Stated problem A: Reproduce the rows verbatim, from the row containing "filename-label-accel: И —" through the row containing "nav-item-video[interactable]: Видео —", both included.

I don’t expect I’ll meet much opposition if I suggest that this is incredibly readable. There is no cruft aside from the punctuation required to make JavaScript parse the code correctly. It tells a nice linear story, where each stage and parameter is mentioned in the order the sequence actually takes place. There is no nesting — one mantra I have in my mind pretty often is a snippet from ‘Why Why Functional Programming Matters Matters‘: “there’s nothing inherently nested about what we’re trying to do”. And, it’s actually shorter than the final YUI attempt above (both with whitespace removed).

And if you feel like going super-minimal, Ojay includes the JavaScript 1.8 Array#reduce() function that makes shrinking the chain really simple:

$('#trigger').on('click', function() {
    points.reduce(function(chain, point) {
        return chain.animate({
            left:   {to: point[0]},
            top:    {to: point[1]}
        }, 0.7).wait(0.5);
    }, $('#logo'));
});

Back to my assertion that Ojay scales better than other libraries to complex sequences. This example was fairly contrived, mostly for sake of focusing on the code rather than the application. I could just as well have illustrated all this with this example: when we click a button, fade in a ‘loading’ indicator, make a search request to the server, print the result to the page and fade out the loading indicator. This would be an irreducible pile of nested callbacks in YUI, and indeed in Prototype or jQuery. In Ojay:

var getSearchTerm = function() {
    return $('#q').node.value;
};

$('#search').on('click')
    ._('#loading').animate({opacity: {to: 1}}, 0.3)
    ._($.HTTP).GET('/search', {q: getSearchTerm})
    .insertInto('#results')
    ._('#loading').animate({opacity: {to: 0}}, 0.3);

Notice how $.HTTP.GET can take functions as query parameters: the getSearchTerm function returns the value of an input field at the time the event fires. The equivalent YUI code, just for completeness:

YAHOO.util.Event.addListener('search', 'click', function() {
    var anim = new YAHOO.util.Anim('loading', {
        opacity:  {to: 1}
    }, 0.3);
    anim.onComplete.subscribe(function() {
        var term = YAHOO.util.Dom.get('q').value;
        YAHOO.util.Connect.asyncRequest('GET',
            '/search?q=' + term, {
            success: function(response) {
                YAHOO.util.Dom.get('results').innerHTML =
                        response.responseText;
                var anim = new YAHOO.util.Anim('loader', {
                    opacity:  {to: 0}
                }, 0.3);
                anim.animate();
            }
        });
    });
    anim.animate();
});

This is basically what I mean when I say that Ojay scales: it doesn’t get confusing when you add more and more async behaviour. In fact, Ojay code doesn’t really get more complicated at all in the sense that YUI does; it might get bigger, but it remains easy to understand.

Records from a data source:
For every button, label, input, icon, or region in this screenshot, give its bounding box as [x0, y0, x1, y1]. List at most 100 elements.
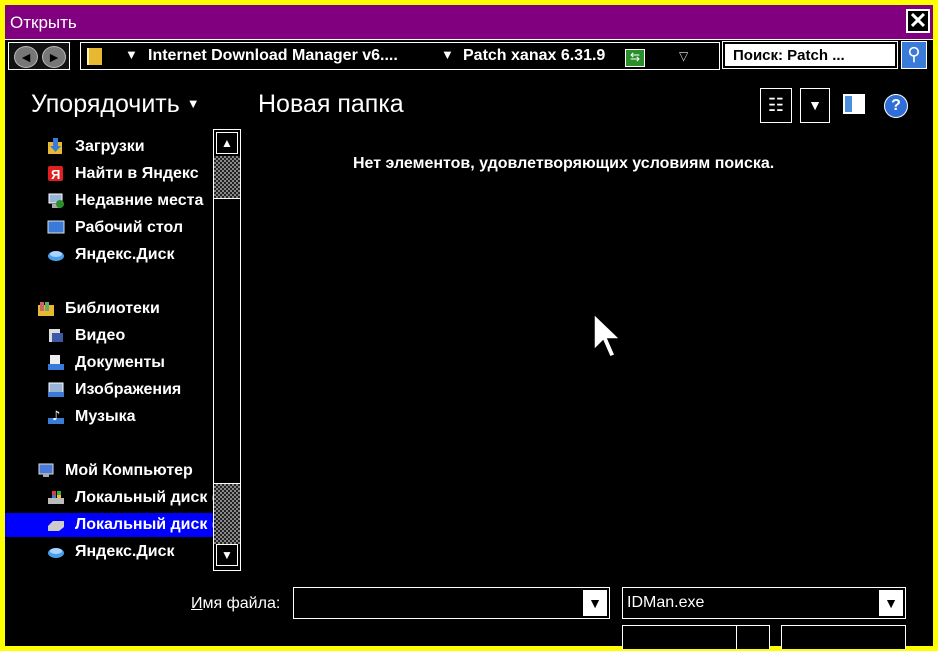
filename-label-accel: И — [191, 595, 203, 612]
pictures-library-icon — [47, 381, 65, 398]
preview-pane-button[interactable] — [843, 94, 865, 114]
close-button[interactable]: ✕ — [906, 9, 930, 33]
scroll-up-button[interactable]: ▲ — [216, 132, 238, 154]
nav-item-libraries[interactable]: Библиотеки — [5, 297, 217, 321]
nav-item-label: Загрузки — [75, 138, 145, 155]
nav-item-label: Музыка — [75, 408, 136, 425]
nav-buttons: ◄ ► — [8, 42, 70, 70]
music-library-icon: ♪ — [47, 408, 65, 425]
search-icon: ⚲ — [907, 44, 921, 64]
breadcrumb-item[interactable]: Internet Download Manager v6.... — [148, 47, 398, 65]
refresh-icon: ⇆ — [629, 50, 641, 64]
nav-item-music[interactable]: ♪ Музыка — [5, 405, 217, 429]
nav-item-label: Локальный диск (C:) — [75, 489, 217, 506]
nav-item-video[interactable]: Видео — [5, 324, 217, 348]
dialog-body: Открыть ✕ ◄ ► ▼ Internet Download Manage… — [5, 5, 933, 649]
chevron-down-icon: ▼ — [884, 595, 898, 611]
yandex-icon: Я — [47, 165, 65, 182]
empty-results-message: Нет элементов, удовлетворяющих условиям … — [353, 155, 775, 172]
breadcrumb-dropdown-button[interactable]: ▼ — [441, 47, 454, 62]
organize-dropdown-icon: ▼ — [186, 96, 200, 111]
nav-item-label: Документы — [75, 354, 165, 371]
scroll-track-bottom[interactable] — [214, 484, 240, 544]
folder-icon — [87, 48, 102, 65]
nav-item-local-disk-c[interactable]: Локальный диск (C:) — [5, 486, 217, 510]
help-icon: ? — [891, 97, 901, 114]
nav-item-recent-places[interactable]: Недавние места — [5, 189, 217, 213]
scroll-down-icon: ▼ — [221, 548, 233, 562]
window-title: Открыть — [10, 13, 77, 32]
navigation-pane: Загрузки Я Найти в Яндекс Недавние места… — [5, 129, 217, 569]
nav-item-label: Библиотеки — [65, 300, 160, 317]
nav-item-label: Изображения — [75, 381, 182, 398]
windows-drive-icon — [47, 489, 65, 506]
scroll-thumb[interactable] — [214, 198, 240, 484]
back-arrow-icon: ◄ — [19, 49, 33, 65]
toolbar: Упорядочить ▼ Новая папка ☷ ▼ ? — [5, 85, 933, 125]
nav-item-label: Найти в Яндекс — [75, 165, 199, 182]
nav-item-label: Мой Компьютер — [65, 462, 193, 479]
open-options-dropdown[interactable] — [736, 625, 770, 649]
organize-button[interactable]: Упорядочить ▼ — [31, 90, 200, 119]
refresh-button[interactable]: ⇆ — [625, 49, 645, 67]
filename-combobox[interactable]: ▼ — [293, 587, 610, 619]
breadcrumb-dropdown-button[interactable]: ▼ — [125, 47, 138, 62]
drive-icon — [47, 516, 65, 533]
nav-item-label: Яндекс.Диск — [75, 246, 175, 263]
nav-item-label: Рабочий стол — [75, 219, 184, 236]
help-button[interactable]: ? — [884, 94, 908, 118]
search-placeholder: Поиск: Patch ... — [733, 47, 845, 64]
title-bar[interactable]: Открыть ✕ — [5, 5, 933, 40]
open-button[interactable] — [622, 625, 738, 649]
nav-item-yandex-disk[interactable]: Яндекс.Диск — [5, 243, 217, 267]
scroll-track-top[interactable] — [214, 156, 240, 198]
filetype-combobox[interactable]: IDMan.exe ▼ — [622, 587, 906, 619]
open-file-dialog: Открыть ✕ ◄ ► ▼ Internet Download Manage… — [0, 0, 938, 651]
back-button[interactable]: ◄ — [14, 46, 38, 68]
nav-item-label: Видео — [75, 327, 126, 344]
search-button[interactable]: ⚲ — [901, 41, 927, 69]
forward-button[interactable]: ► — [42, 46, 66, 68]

Stated problem B: In the text about Ojay, which JavaScript 1.8 function does Ojay include to make shrinking the chain simple?

Complete output A:
filename-label-accel: И — [191, 595, 203, 612]
pictures-library-icon — [47, 381, 65, 398]
preview-pane-button[interactable] — [843, 94, 865, 114]
close-button[interactable]: ✕ — [906, 9, 930, 33]
scroll-up-button[interactable]: ▲ — [216, 132, 238, 154]
nav-item-libraries[interactable]: Библиотеки — [5, 297, 217, 321]
nav-item-label: Загрузки — [75, 138, 145, 155]
nav-item-label: Музыка — [75, 408, 136, 425]
nav-buttons: ◄ ► — [8, 42, 70, 70]
music-library-icon: ♪ — [47, 408, 65, 425]
search-icon: ⚲ — [907, 44, 921, 64]
breadcrumb-item[interactable]: Internet Download Manager v6.... — [148, 47, 398, 65]
refresh-icon: ⇆ — [629, 50, 641, 64]
nav-item-music[interactable]: ♪ Музыка — [5, 405, 217, 429]
nav-item-label: Локальный диск (C:) — [75, 489, 217, 506]
nav-item-video[interactable]: Видео — [5, 324, 217, 348]

Complete output B: Array#reduce()